* [Direction]
Extract every line where the string "executions" appears.

* [Stored data]
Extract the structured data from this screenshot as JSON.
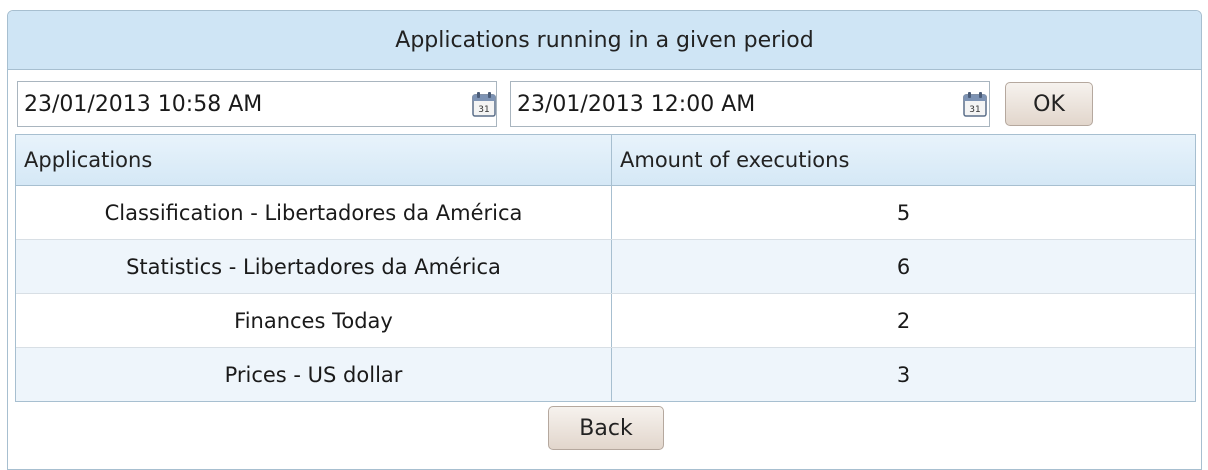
{
  "panel": {
    "title": "Applications running in a given period"
  },
  "filters": {
    "start_date": "23/01/2013 10:58 AM",
    "end_date": "23/01/2013 12:00 AM",
    "ok_label": "OK",
    "calendar_icon": "calendar-icon"
  },
  "table": {
    "headers": [
      "Applications",
      "Amount of executions"
    ],
    "rows": [
      {
        "application": "Classification - Libertadores da América",
        "executions": "5"
      },
      {
        "application": "Statistics - Libertadores da América",
        "executions": "6"
      },
      {
        "application": "Finances Today",
        "executions": "2"
      },
      {
        "application": "Prices - US dollar",
        "executions": "3"
      }
    ]
  },
  "footer": {
    "back_label": "Back"
  },
  "colors": {
    "header_bg": "#cfe5f5",
    "border": "#a7bfd0",
    "alt_row": "#eef5fb",
    "button_bg": "#e2d6cc"
  }
}
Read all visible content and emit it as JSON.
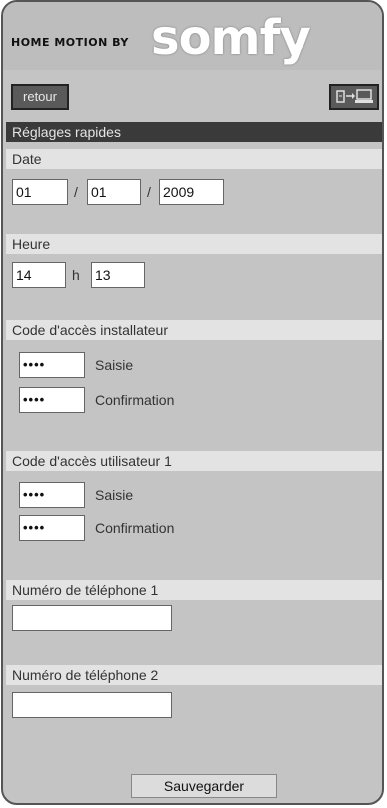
{
  "header": {
    "brand_prefix": "HOME MOTION BY",
    "brand_name": "somfy"
  },
  "toolbar": {
    "back_label": "retour",
    "transfer_icon": "device-transfer-icon"
  },
  "section_title": "Réglages rapides",
  "date": {
    "label": "Date",
    "day": "01",
    "month": "01",
    "year": "2009",
    "separator": "/"
  },
  "time": {
    "label": "Heure",
    "hour": "14",
    "minute": "13",
    "separator": "h"
  },
  "installer_code": {
    "label": "Code d'accès installateur",
    "entry_value": "••••",
    "entry_label": "Saisie",
    "confirm_value": "••••",
    "confirm_label": "Confirmation"
  },
  "user_code": {
    "label": "Code d'accès utilisateur 1",
    "entry_value": "••••",
    "entry_label": "Saisie",
    "confirm_value": "••••",
    "confirm_label": "Confirmation"
  },
  "phone1": {
    "label": "Numéro de téléphone 1",
    "value": ""
  },
  "phone2": {
    "label": "Numéro de téléphone 2",
    "value": ""
  },
  "save_label": "Sauvegarder"
}
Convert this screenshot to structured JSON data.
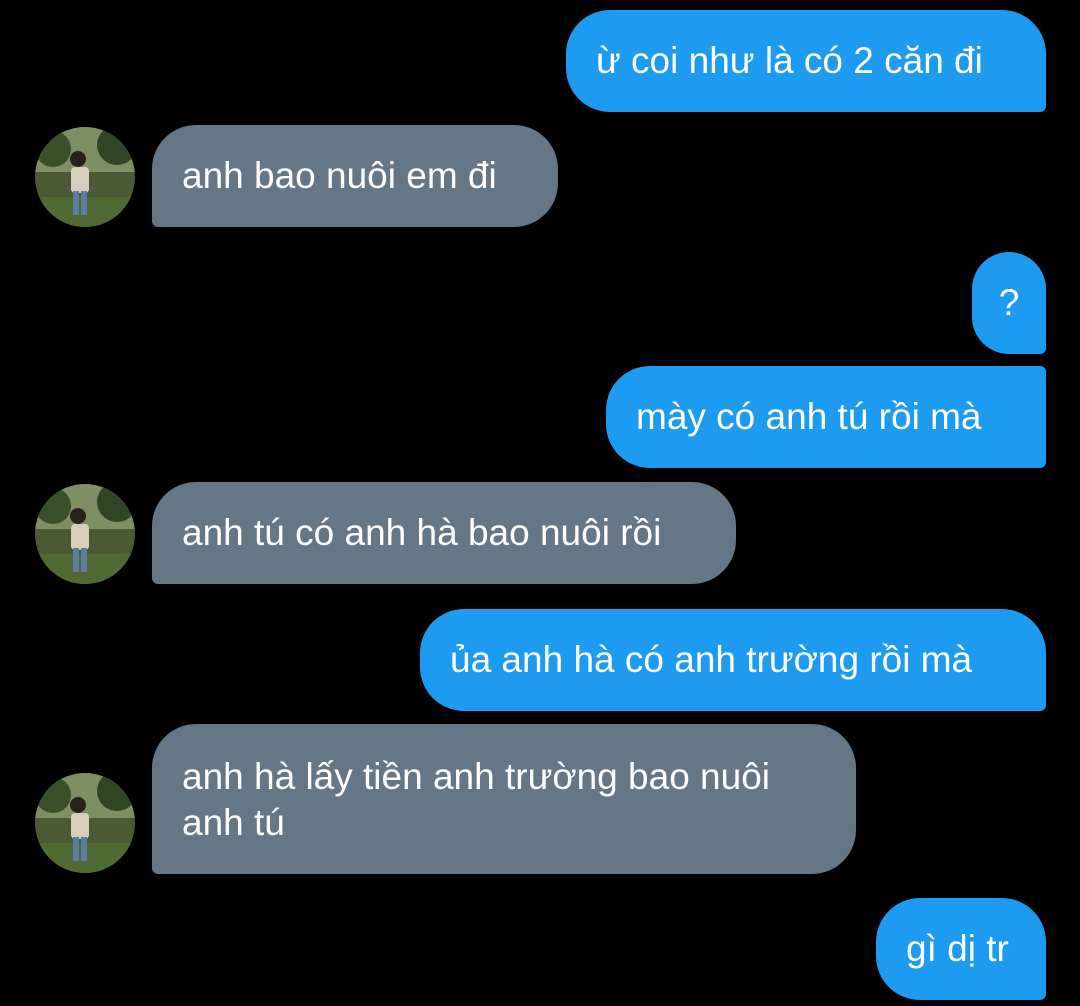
{
  "colors": {
    "background": "#000000",
    "outgoing_bubble": "#1d9bf0",
    "incoming_bubble": "#657686",
    "text": "#ffffff"
  },
  "messages": [
    {
      "direction": "outgoing",
      "text": "ừ coi như là có 2 căn đi"
    },
    {
      "direction": "incoming",
      "text": "anh bao nuôi em đi",
      "avatar": "user-avatar"
    },
    {
      "direction": "outgoing",
      "text": "?"
    },
    {
      "direction": "outgoing",
      "text": "mày có anh tú rồi mà"
    },
    {
      "direction": "incoming",
      "text": "anh tú có anh hà bao nuôi rồi",
      "avatar": "user-avatar"
    },
    {
      "direction": "outgoing",
      "text": "ủa anh hà có anh trường rồi mà"
    },
    {
      "direction": "incoming",
      "lines": [
        "anh hà lấy tiền anh trường bao nuôi",
        "anh tú"
      ],
      "avatar": "user-avatar"
    },
    {
      "direction": "outgoing",
      "text": "gì dị tr"
    }
  ]
}
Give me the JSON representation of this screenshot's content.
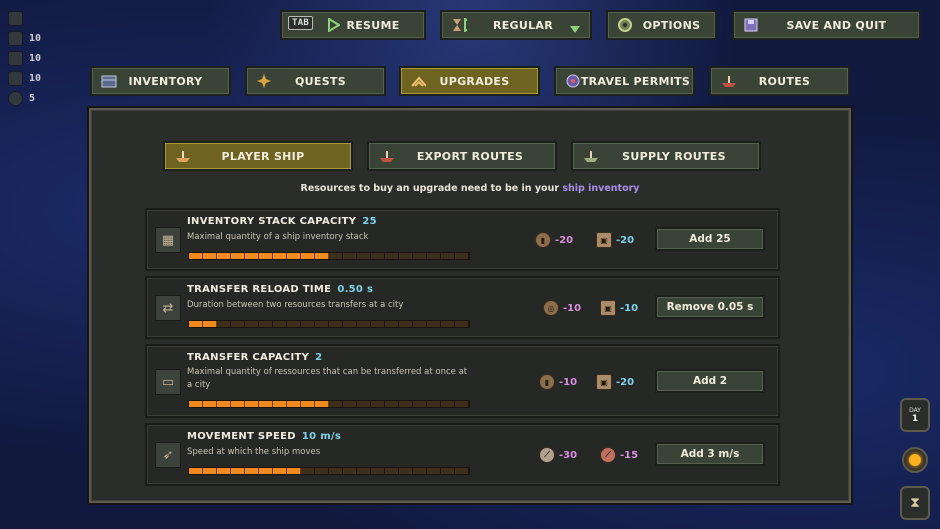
{
  "resources": [
    {
      "icon": "pickaxe-icon",
      "value": ""
    },
    {
      "icon": "crate-icon",
      "value": "10"
    },
    {
      "icon": "log-icon",
      "value": "10"
    },
    {
      "icon": "barrel-icon",
      "value": "10"
    },
    {
      "icon": "coin-icon",
      "value": "5"
    }
  ],
  "top_menu": {
    "tab_key": "TAB",
    "resume": "RESUME",
    "speed": "REGULAR",
    "options": "OPTIONS",
    "save_quit": "SAVE AND QUIT"
  },
  "main_tabs": [
    {
      "label": "INVENTORY",
      "icon": "chest-icon",
      "active": false
    },
    {
      "label": "QUESTS",
      "icon": "quest-icon",
      "active": false
    },
    {
      "label": "UPGRADES",
      "icon": "upgrade-icon",
      "active": true
    },
    {
      "label": "TRAVEL PERMITS",
      "icon": "permit-icon",
      "active": false
    },
    {
      "label": "ROUTES",
      "icon": "route-icon",
      "active": false
    }
  ],
  "sub_tabs": [
    {
      "label": "PLAYER SHIP",
      "icon": "ship-icon",
      "active": true
    },
    {
      "label": "EXPORT ROUTES",
      "icon": "export-ship-icon",
      "active": false
    },
    {
      "label": "SUPPLY ROUTES",
      "icon": "supply-ship-icon",
      "active": false
    }
  ],
  "notice": {
    "prefix": "Resources to buy an upgrade need to be in your ",
    "highlight": "ship inventory"
  },
  "upgrades": [
    {
      "title": "INVENTORY STACK CAPACITY",
      "value": "25",
      "desc": "Maximal quantity of a ship inventory stack",
      "progress": 0.5,
      "cost1": {
        "icon": "barrel-icon",
        "amount": "-20"
      },
      "cost2": {
        "icon": "crate-icon",
        "amount": "-20"
      },
      "button": "Add 25",
      "icon": "stack-icon"
    },
    {
      "title": "TRANSFER RELOAD TIME",
      "value": "0.50 s",
      "desc": "Duration between two resources transfers at a city",
      "progress": 0.1,
      "cost1": {
        "icon": "magnifier-icon",
        "amount": "-10"
      },
      "cost2": {
        "icon": "crate-icon",
        "amount": "-10"
      },
      "button": "Remove 0.05 s",
      "icon": "transfer-icon"
    },
    {
      "title": "TRANSFER CAPACITY",
      "value": "2",
      "desc": "Maximal quantity of ressources that can be transferred at once at a city",
      "progress": 0.5,
      "cost1": {
        "icon": "barrel-icon",
        "amount": "-10"
      },
      "cost2": {
        "icon": "crate-icon",
        "amount": "-20"
      },
      "button": "Add 2",
      "icon": "capacity-icon"
    },
    {
      "title": "MOVEMENT SPEED",
      "value": "10 m/s",
      "desc": "Speed at which the ship moves",
      "progress": 0.4,
      "cost1": {
        "icon": "plank-icon",
        "amount": "-30"
      },
      "cost2": {
        "icon": "rope-icon",
        "amount": "-15"
      },
      "button": "Add 3 m/s",
      "icon": "speed-icon"
    }
  ],
  "day": {
    "label": "DAY",
    "value": "1"
  }
}
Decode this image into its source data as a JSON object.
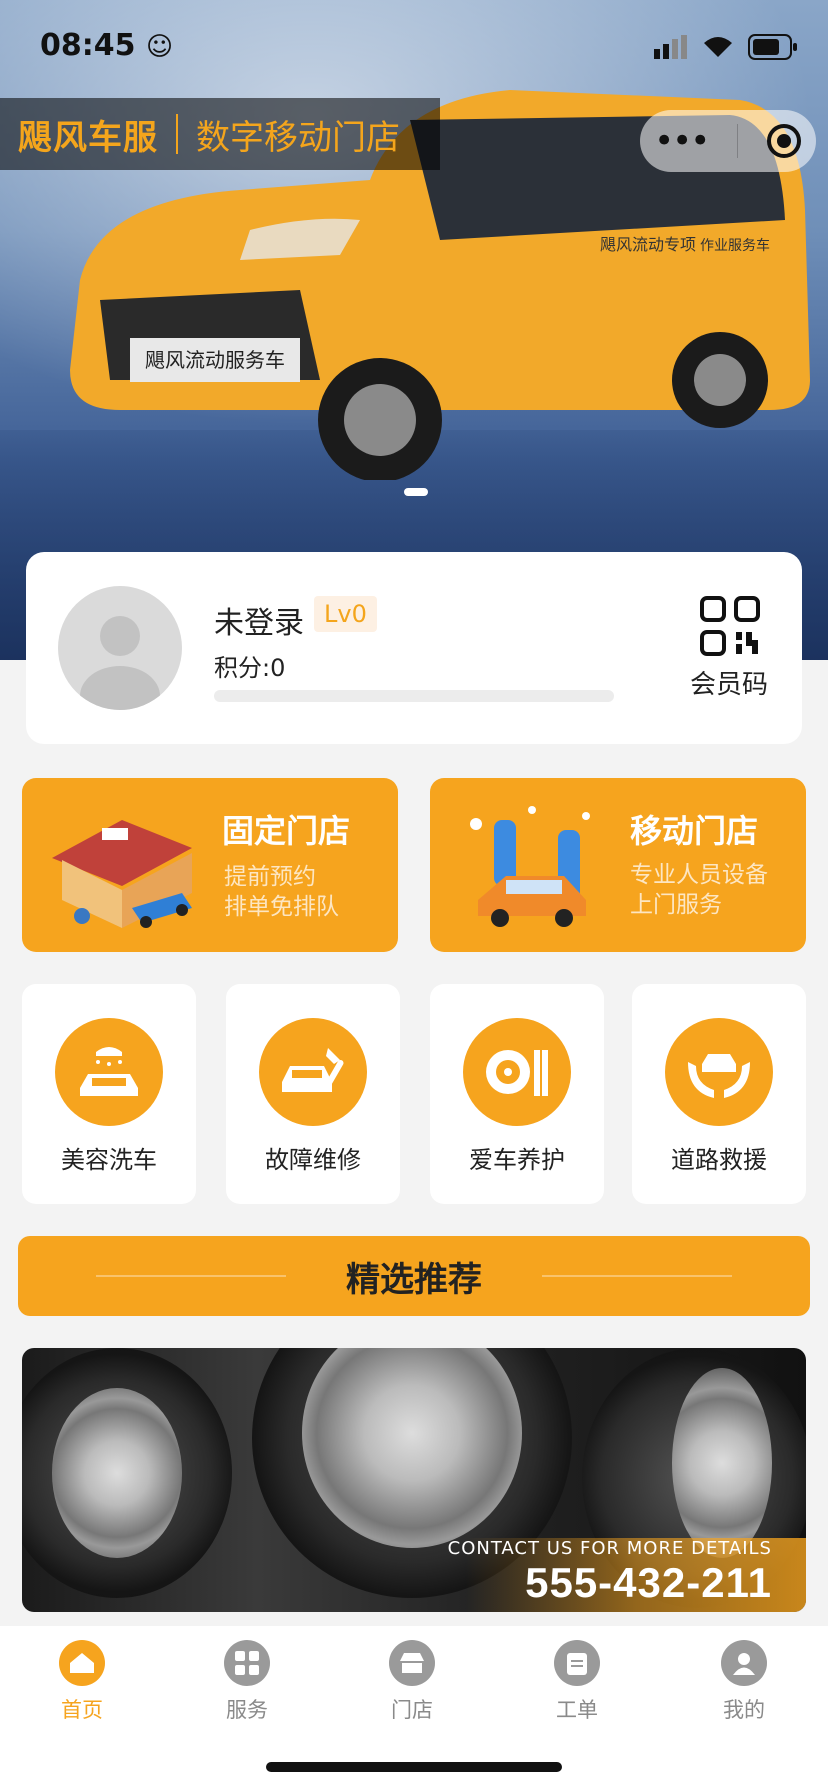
{
  "status_bar": {
    "time": "08:45"
  },
  "hero": {
    "brand_main": "飓风车服",
    "brand_sub": "数字移动门店"
  },
  "member": {
    "name": "未登录",
    "level": "Lv0",
    "points": "积分:0",
    "progress": 0,
    "qr_label": "会员码"
  },
  "stores": [
    {
      "title": "固定门店",
      "desc_line1": "提前预约",
      "desc_line2": "排单免排队"
    },
    {
      "title": "移动门店",
      "desc_line1": "专业人员设备",
      "desc_line2": "上门服务"
    }
  ],
  "services": [
    {
      "label": "美容洗车",
      "icon": "car-wash-icon"
    },
    {
      "label": "故障维修",
      "icon": "car-repair-icon"
    },
    {
      "label": "爱车养护",
      "icon": "car-care-icon"
    },
    {
      "label": "道路救援",
      "icon": "road-rescue-icon"
    }
  ],
  "recommend": {
    "title": "精选推荐"
  },
  "banner": {
    "contact_text": "CONTACT US FOR MORE DETAILS",
    "phone": "555-432-211"
  },
  "tabs": [
    {
      "label": "首页",
      "icon": "home-icon",
      "active": true
    },
    {
      "label": "服务",
      "icon": "grid-icon",
      "active": false
    },
    {
      "label": "门店",
      "icon": "store-icon",
      "active": false
    },
    {
      "label": "工单",
      "icon": "clipboard-icon",
      "active": false
    },
    {
      "label": "我的",
      "icon": "user-icon",
      "active": false
    }
  ],
  "colors": {
    "accent": "#f6a41e",
    "background": "#f3f3f3"
  }
}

* [Answer to the exercise]
      "Amount of executions"
        "executions": "5"
        "executions": "6"
        "executions": "2"
        "executions": "3"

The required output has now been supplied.